## WHAT TO WORK ON
Wherever the word "Panicum" turns up in a line of the entries, copy that line.

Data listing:
/---
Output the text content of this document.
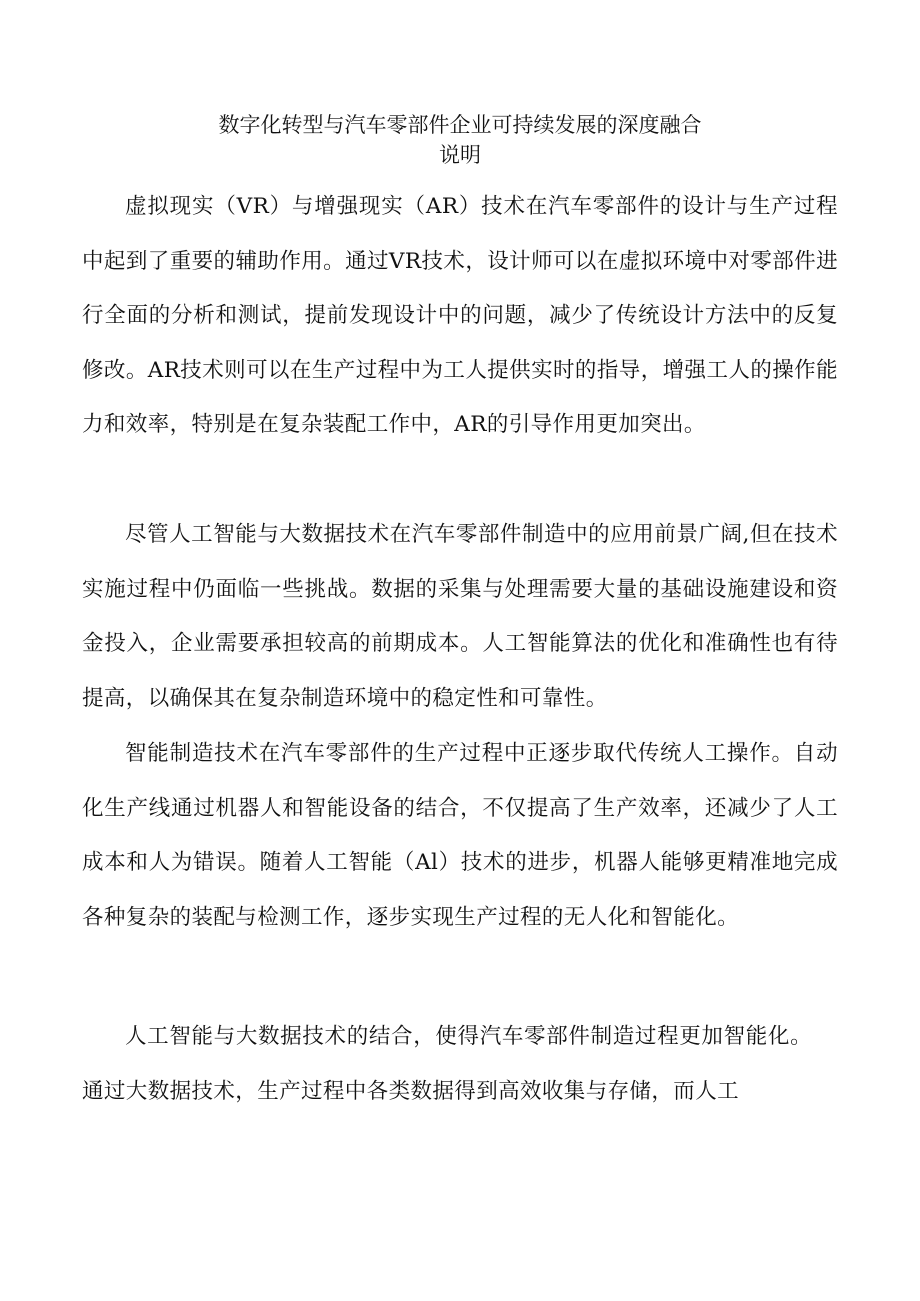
数字化转型与汽车零部件企业可持续发展的深度融合
说明

虚拟现实（VR）与增强现实（AR）技术在汽车零部件的设计与生产过程中起到了重要的辅助作用。通过VR技术，设计师可以在虚拟环境中对零部件进行全面的分析和测试，提前发现设计中的问题，减少了传统设计方法中的反复修改。AR技术则可以在生产过程中为工人提供实时的指导，增强工人的操作能力和效率，特别是在复杂装配工作中，AR的引导作用更加突出。

尽管人工智能与大数据技术在汽车零部件制造中的应用前景广阔,但在技术实施过程中仍面临一些挑战。数据的采集与处理需要大量的基础设施建设和资金投入，企业需要承担较高的前期成本。人工智能算法的优化和准确性也有待提高，以确保其在复杂制造环境中的稳定性和可靠性。

智能制造技术在汽车零部件的生产过程中正逐步取代传统人工操作。自动化生产线通过机器人和智能设备的结合，不仅提高了生产效率，还减少了人工成本和人为错误。随着人工智能（Al）技术的进步，机器人能够更精准地完成各种复杂的装配与检测工作，逐步实现生产过程的无人化和智能化。

人工智能与大数据技术的结合，使得汽车零部件制造过程更加智能化。通过大数据技术，生产过程中各类数据得到高效收集与存储，而人工
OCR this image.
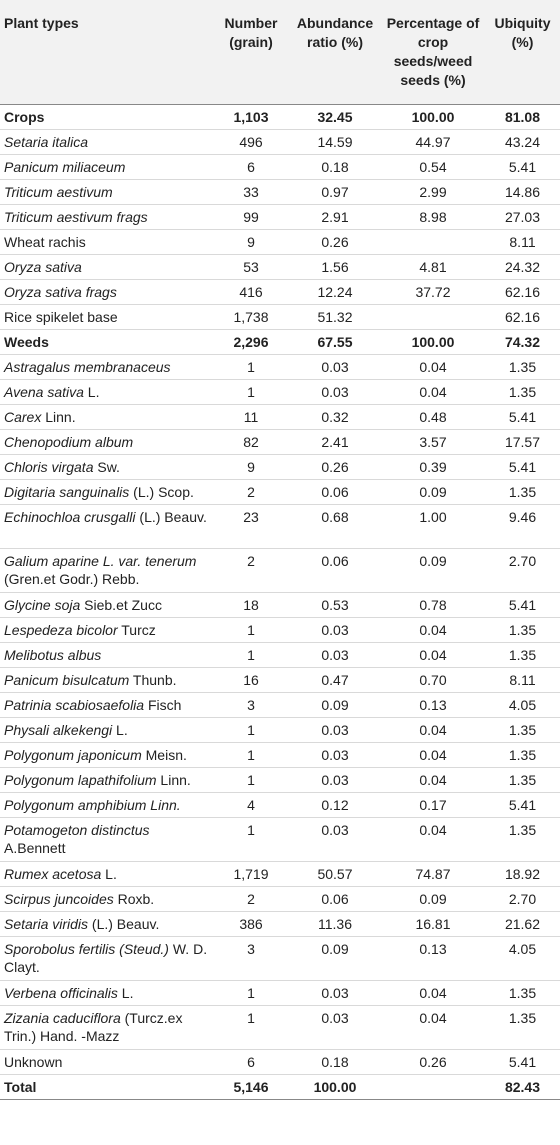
Plant types	Number (grain)	Abundance ratio (%)	Percentage of crop seeds/weed seeds (%)	Ubiquity (%)
Crops	1,103	32.45	100.00	81.08
Setaria italica	496	14.59	44.97	43.24
Panicum miliaceum	6	0.18	0.54	5.41
Triticum aestivum	33	0.97	2.99	14.86
Triticum aestivum frags	99	2.91	8.98	27.03
Wheat rachis	9	0.26		8.11
Oryza sativa	53	1.56	4.81	24.32
Oryza sativa frags	416	12.24	37.72	62.16
Rice spikelet base	1,738	51.32		62.16
Weeds	2,296	67.55	100.00	74.32
Astragalus membranaceus	1	0.03	0.04	1.35
Avena sativa L.	1	0.03	0.04	1.35
Carex Linn.	11	0.32	0.48	5.41
Chenopodium album	82	2.41	3.57	17.57
Chloris virgata Sw.	9	0.26	0.39	5.41
Digitaria sanguinalis (L.) Scop.	2	0.06	0.09	1.35
Echinochloa crusgalli (L.) Beauv.	23	0.68	1.00	9.46
Galium aparine L. var. tenerum (Gren.et Godr.) Rebb.	2	0.06	0.09	2.70
Glycine soja Sieb.et Zucc	18	0.53	0.78	5.41
Lespedeza bicolor Turcz	1	0.03	0.04	1.35
Melibotus albus	1	0.03	0.04	1.35
Panicum bisulcatum Thunb.	16	0.47	0.70	8.11
Patrinia scabiosaefolia Fisch	3	0.09	0.13	4.05
Physali alkekengi L.	1	0.03	0.04	1.35
Polygonum japonicum Meisn.	1	0.03	0.04	1.35
Polygonum lapathifolium Linn.	1	0.03	0.04	1.35
Polygonum amphibium Linn.	4	0.12	0.17	5.41
Potamogeton distinctus A.Bennett	1	0.03	0.04	1.35
Rumex acetosa L.	1,719	50.57	74.87	18.92
Scirpus juncoides Roxb.	2	0.06	0.09	2.70
Setaria viridis (L.) Beauv.	386	11.36	16.81	21.62
Sporobolus fertilis (Steud.) W. D. Clayt.	3	0.09	0.13	4.05
Verbena officinalis L.	1	0.03	0.04	1.35
Zizania caduciflora (Turcz.ex Trin.) Hand. -Mazz	1	0.03	0.04	1.35
Unknown	6	0.18	0.26	5.41
Total	5,146	100.00		82.43
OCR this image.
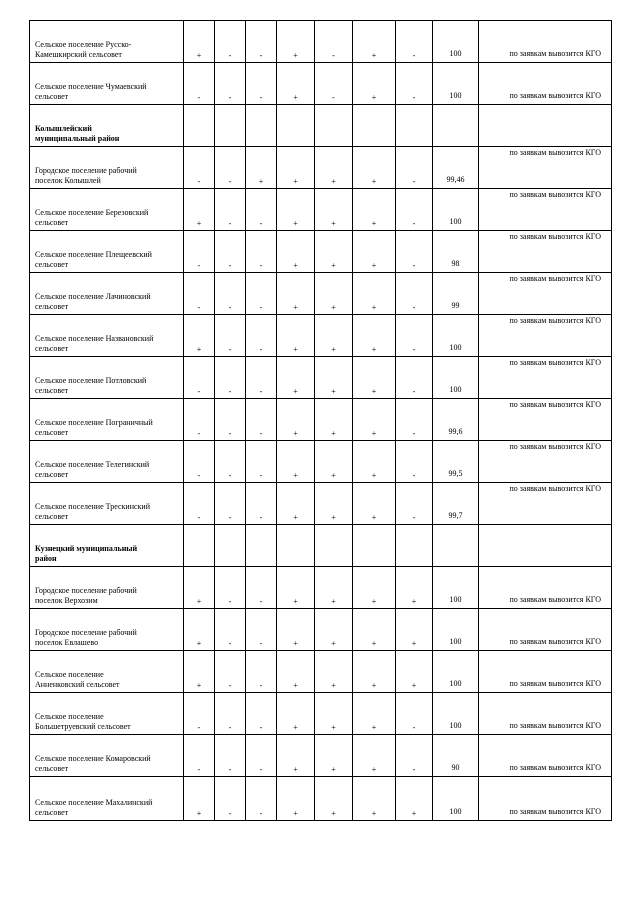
Сельское поселение Русско-
Камешкирский сельсовет	+	-	-	+	-	+	-	100	по заявкам вывозится КГО

Сельское поселение Чумаевский
сельсовет	-	-	-	+	-	+	-	100	по заявкам вывозится КГО

Колышлейский
муниципальный район									
Городское поселение рабочий
поселок Колышлей	-	-	+	+	+	+	-	99,46	по заявкам вывозится КГО

Сельское поселение Березовский
сельсовет	+	-	-	+	+	+	-	100	по заявкам вывозится КГО

Сельское поселение Плещеевский
сельсовет	-	-	-	+	+	+	-	98	по заявкам вывозится КГО

Сельское поселение Лачиновский
сельсовет	-	-	-	+	+	+	-	99	по заявкам вывозится КГО

Сельское поселение Названовский
сельсовет	+	-	-	+	+	+	-	100	по заявкам вывозится КГО

Сельское поселение Потловский
сельсовет	-	-	-	+	+	+	-	100	по заявкам вывозится КГО

Сельское поселение Пограничный
сельсовет	-	-	-	+	+	+	-	99,6	по заявкам вывозится КГО

Сельское поселение Телегинский
сельсовет	-	-	-	+	+	+	-	99,5	по заявкам вывозится КГО

Сельское поселение Трескинский
сельсовет	-	-	-	+	+	+	-	99,7	по заявкам вывозится КГО

Кузнецкий муниципальный
район									
Городское поселение рабочий
поселок Верхозим	+	-	-	+	+	+	+	100	по заявкам вывозится КГО

Городское поселение рабочий
поселок Евлашево	+	-	-	+	+	+	+	100	по заявкам вывозится КГО

Сельское поселение
Анненковский сельсовет	+	-	-	+	+	+	+	100	по заявкам вывозится КГО

Сельское поселение
Большетруевский сельсовет	-	-	-	+	+	+	-	100	по заявкам вывозится КГО

Сельское поселение Комаровский
сельсовет	-	-	-	+	+	+	-	90	по заявкам вывозится КГО

Сельское поселение Махалинский
сельсовет	+	-	-	+	+	+	+	100	по заявкам вывозится КГО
\---
## RESPONSE BELOW
Panicum miliaceum	6	0.18	0.54	5.41
Panicum bisulcatum Thunb.	16	0.47	0.70	8.11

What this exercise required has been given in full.